---------- PROVIDED MATERIAL ----------

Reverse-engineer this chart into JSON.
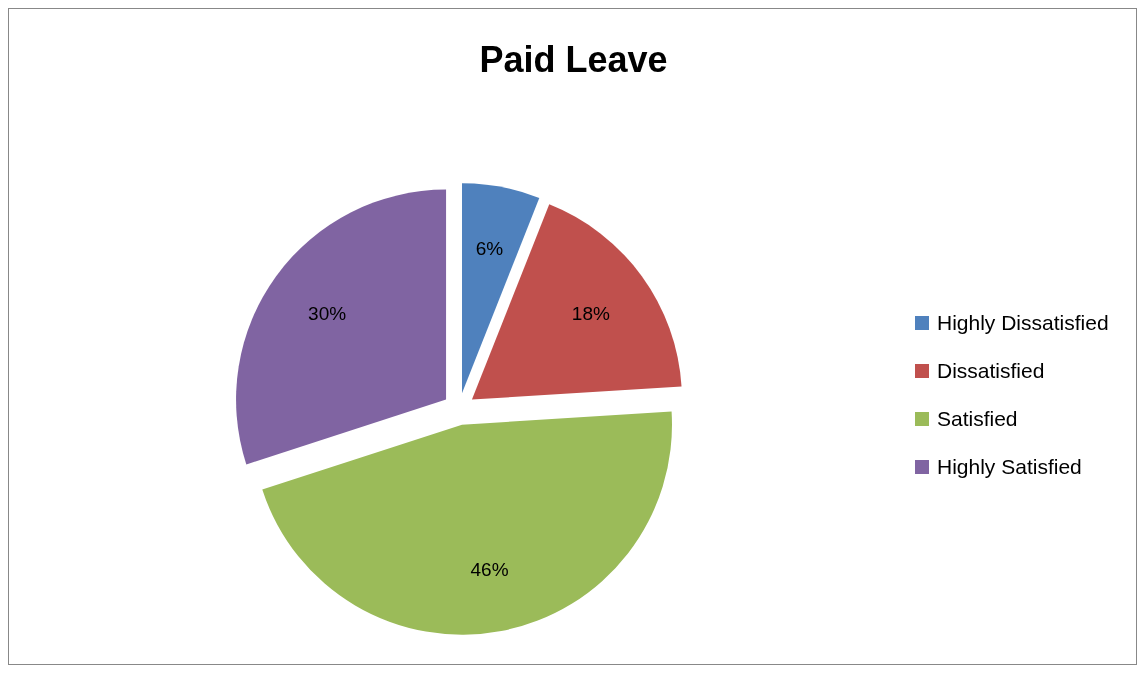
{
  "chart_data": {
    "type": "pie",
    "title": "Paid Leave",
    "categories": [
      "Highly Dissatisfied",
      "Dissatisfied",
      "Satisfied",
      "Highly Satisfied"
    ],
    "values": [
      6,
      18,
      46,
      30
    ],
    "value_labels": [
      "6%",
      "18%",
      "46%",
      "30%"
    ],
    "colors": [
      "#4f81bd",
      "#c0504d",
      "#9bbb59",
      "#8064a2"
    ],
    "data_labels": true,
    "legend": "right"
  }
}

----------

Write out each line of the data that holds the string "Highly".

[COMPLETE RESPONSE]:
      "Highly Dissatisfied",
      "Highly Satisfied"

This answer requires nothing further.